• Set exercise: With the pictures left out, return exactly the lines from the one containing "Output the text content of this document." through the end of the listing below.

(Data entries)
---

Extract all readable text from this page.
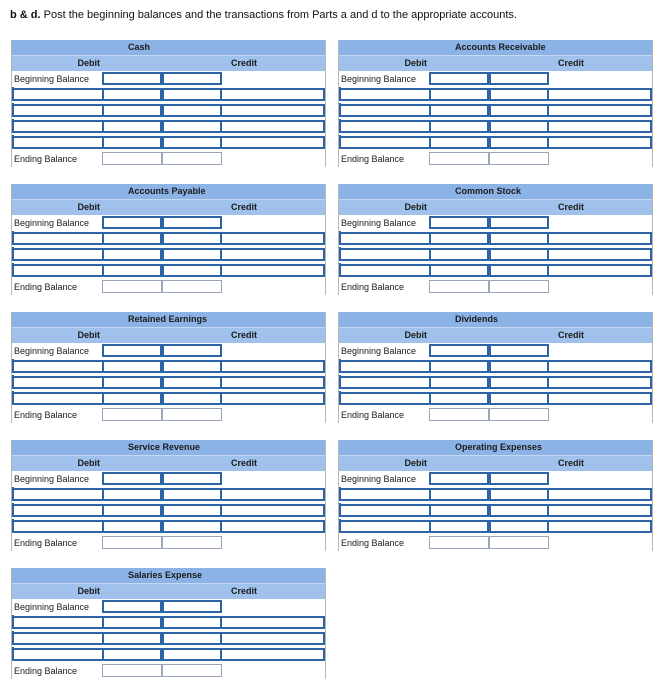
b & d. Post the beginning balances and the transactions from Parts a and d to the appropriate accounts.
Cash
Debit	Credit
Beginning Balance
Ending Balance
Accounts Receivable
Debit	Credit
Beginning Balance
Ending Balance
Accounts Payable
Debit	Credit
Beginning Balance
Ending Balance
Common Stock
Debit	Credit
Beginning Balance
Ending Balance
Retained Earnings
Debit	Credit
Beginning Balance
Ending Balance
Dividends
Debit	Credit
Beginning Balance
Ending Balance
Service Revenue
Debit	Credit
Beginning Balance
Ending Balance
Operating Expenses
Debit	Credit
Beginning Balance
Ending Balance
Salaries Expense
Debit	Credit
Beginning Balance
Ending Balance
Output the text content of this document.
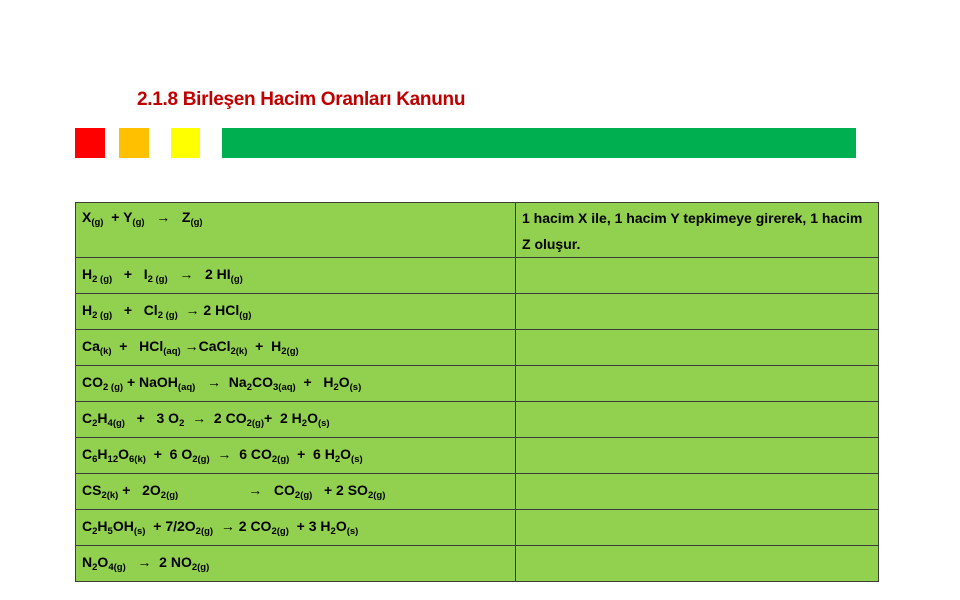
2.1.8 Birleşen Hacim Oranları Kanunu
$X_{(g)} + Y_{(g)} \to Z_{(g)}$	1 hacim X ile, 1 hacim Y tepkimeye girerek, 1 hacim Z oluşur.
$H_{2 (g)} + I_{2 (g)} \to 2$ $HI_{(g)}$	
$H_{2 (g)} + Cl_{2 (g)} \to 2$ HCl$_{(g)}$	
$Ca_{(k)} + HCl_{(aq)}$ →CaCl$_{2(k)}$  +  $H_{2(g)}$	
$CO_{2 (g)}$ + NaOH$_{(aq)}$   →  $Na_2CO_{3(aq)} + H_2O_{(s)}$	
$C_2H_{4(g)} + 3$ $O_2 \to 2$ $CO_{2(g)}+ 2$ $H_2O_{(s)}$	
$C_6H_{12}O_{6(k)} + 6$ $O_{2(g)} \to 6$ $CO_{2(g)} + 6$ $H_2O_{(s)}$	
$CS_{2(k)} + 2O_{2(g)}$                  →   $CO_{2(g)} + 2$ $SO_{2(g)}$	
$C_2H_5OH_{(s)} + 7/2O_{2(g)} \to 2$ $CO_{2(g)} + 3$ $H_2O_{(s)}$	
$N_2O_{4(g)} \to 2$ $NO_{2(g)}$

---

• Result of this task:
Output the text content of this document.
2.1.8 Birleşen Hacim Oranları Kanunu
$X_{(g)} + Y_{(g)} \to Z_{(g)}$	1 hacim X ile, 1 hacim Y tepkimeye girerek, 1 hacim Z oluşur.
$H_{2 (g)} + I_{2 (g)} \to 2$ $HI_{(g)}$	
$H_{2 (g)} + Cl_{2 (g)} \to 2$ HCl$_{(g)}$	
$Ca_{(k)} + HCl_{(aq)}$ →CaCl$_{2(k)}$  +  $H_{2(g)}$	
$CO_{2 (g)}$ + NaOH$_{(aq)}$   →  $Na_2CO_{3(aq)} + H_2O_{(s)}$	
$C_2H_{4(g)} + 3$ $O_2 \to 2$ $CO_{2(g)}+ 2$ $H_2O_{(s)}$	
$C_6H_{12}O_{6(k)} + 6$ $O_{2(g)} \to 6$ $CO_{2(g)} + 6$ $H_2O_{(s)}$	
$CS_{2(k)} + 2O_{2(g)}$                  →   $CO_{2(g)} + 2$ $SO_{2(g)}$	
$C_2H_5OH_{(s)} + 7/2O_{2(g)} \to 2$ $CO_{2(g)} + 3$ $H_2O_{(s)}$	
$N_2O_{4(g)} \to 2$ $NO_{2(g)}$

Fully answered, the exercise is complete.